■ DATA PROVIDED ■
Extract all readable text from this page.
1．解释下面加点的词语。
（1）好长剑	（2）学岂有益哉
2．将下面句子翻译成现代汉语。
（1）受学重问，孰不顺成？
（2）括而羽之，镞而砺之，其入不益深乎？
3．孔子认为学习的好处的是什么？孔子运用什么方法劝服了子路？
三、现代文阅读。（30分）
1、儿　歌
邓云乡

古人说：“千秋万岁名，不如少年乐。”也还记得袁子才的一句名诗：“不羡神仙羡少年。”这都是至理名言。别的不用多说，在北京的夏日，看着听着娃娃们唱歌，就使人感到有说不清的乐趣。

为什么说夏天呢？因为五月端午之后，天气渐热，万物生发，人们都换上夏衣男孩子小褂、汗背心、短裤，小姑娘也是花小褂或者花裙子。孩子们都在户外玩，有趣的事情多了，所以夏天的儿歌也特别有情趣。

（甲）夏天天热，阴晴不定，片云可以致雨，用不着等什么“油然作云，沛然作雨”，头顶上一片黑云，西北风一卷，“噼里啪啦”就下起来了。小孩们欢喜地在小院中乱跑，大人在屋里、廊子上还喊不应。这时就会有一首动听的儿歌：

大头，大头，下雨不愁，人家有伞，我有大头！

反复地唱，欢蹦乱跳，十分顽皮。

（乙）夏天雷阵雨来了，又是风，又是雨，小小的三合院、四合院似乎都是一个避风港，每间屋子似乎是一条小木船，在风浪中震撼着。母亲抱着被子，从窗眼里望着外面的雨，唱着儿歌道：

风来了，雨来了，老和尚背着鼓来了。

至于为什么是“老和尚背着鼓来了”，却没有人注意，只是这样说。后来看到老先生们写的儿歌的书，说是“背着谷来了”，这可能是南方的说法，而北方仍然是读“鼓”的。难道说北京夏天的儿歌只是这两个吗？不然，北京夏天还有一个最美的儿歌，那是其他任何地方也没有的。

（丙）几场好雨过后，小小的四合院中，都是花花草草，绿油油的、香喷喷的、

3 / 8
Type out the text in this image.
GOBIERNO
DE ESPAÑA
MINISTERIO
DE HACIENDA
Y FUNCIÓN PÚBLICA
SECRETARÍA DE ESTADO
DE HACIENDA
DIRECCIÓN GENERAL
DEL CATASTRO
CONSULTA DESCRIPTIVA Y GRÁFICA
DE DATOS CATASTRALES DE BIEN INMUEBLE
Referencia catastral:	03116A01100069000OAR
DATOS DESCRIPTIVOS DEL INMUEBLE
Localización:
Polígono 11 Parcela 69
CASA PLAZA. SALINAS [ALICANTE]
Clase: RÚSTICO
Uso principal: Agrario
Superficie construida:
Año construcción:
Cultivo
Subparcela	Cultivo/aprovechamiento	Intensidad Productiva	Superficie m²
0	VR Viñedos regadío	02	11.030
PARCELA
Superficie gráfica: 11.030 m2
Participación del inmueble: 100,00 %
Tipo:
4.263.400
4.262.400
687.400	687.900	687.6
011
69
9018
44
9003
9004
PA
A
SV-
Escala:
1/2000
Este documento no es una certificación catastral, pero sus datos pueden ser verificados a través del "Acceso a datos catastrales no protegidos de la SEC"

■ EXERCISE AIM ■
Each record above should be returned exactly as it appears.

■ SOLUTION TO THIS TASK ■
Extract all readable text from this page.
1．解释下面加点的词语。
（1）好长剑	（2）学岂有益哉
2．将下面句子翻译成现代汉语。
（1）受学重问，孰不顺成？
（2）括而羽之，镞而砺之，其入不益深乎？
3．孔子认为学习的好处的是什么？孔子运用什么方法劝服了子路？
三、现代文阅读。（30分）
1、儿　歌
邓云乡

古人说：“千秋万岁名，不如少年乐。”也还记得袁子才的一句名诗：“不羡神仙羡少年。”这都是至理名言。别的不用多说，在北京的夏日，看着听着娃娃们唱歌，就使人感到有说不清的乐趣。

为什么说夏天呢？因为五月端午之后，天气渐热，万物生发，人们都换上夏衣男孩子小褂、汗背心、短裤，小姑娘也是花小褂或者花裙子。孩子们都在户外玩，有趣的事情多了，所以夏天的儿歌也特别有情趣。

（甲）夏天天热，阴晴不定，片云可以致雨，用不着等什么“油然作云，沛然作雨”，头顶上一片黑云，西北风一卷，“噼里啪啦”就下起来了。小孩们欢喜地在小院中乱跑，大人在屋里、廊子上还喊不应。这时就会有一首动听的儿歌：

大头，大头，下雨不愁，人家有伞，我有大头！

反复地唱，欢蹦乱跳，十分顽皮。

（乙）夏天雷阵雨来了，又是风，又是雨，小小的三合院、四合院似乎都是一个避风港，每间屋子似乎是一条小木船，在风浪中震撼着。母亲抱着被子，从窗眼里望着外面的雨，唱着儿歌道：

风来了，雨来了，老和尚背着鼓来了。

至于为什么是“老和尚背着鼓来了”，却没有人注意，只是这样说。后来看到老先生们写的儿歌的书，说是“背着谷来了”，这可能是南方的说法，而北方仍然是读“鼓”的。难道说北京夏天的儿歌只是这两个吗？不然，北京夏天还有一个最美的儿歌，那是其他任何地方也没有的。

（丙）几场好雨过后，小小的四合院中，都是花花草草，绿油油的、香喷喷的、

3 / 8
Type out the text in this image.
GOBIERNO
DE ESPAÑA
MINISTERIO
DE HACIENDA
Y FUNCIÓN PÚBLICA
SECRETARÍA DE ESTADO
DE HACIENDA
DIRECCIÓN GENERAL
DEL CATASTRO
CONSULTA DESCRIPTIVA Y GRÁFICA
DE DATOS CATASTRALES DE BIEN INMUEBLE
Referencia catastral:	03116A01100069000OAR
DATOS DESCRIPTIVOS DEL INMUEBLE
Localización:
Polígono 11 Parcela 69
CASA PLAZA. SALINAS [ALICANTE]
Clase: RÚSTICO
Uso principal: Agrario
Superficie construida:
Año construcción:
Cultivo
Subparcela	Cultivo/aprovechamiento	Intensidad Productiva	Superficie m²
0	VR Viñedos regadío	02	11.030
PARCELA
Superficie gráfica: 11.030 m2
Participación del inmueble: 100,00 %
Tipo:
4.263.400
4.262.400
687.400	687.900	687.6
011
69
9018
44
9003
9004
PA
A
SV-
Escala:
1/2000
Este documento no es una certificación catastral, pero sus datos pueden ser verificados a través del "Acceso a datos catastrales no protegidos de la SEC"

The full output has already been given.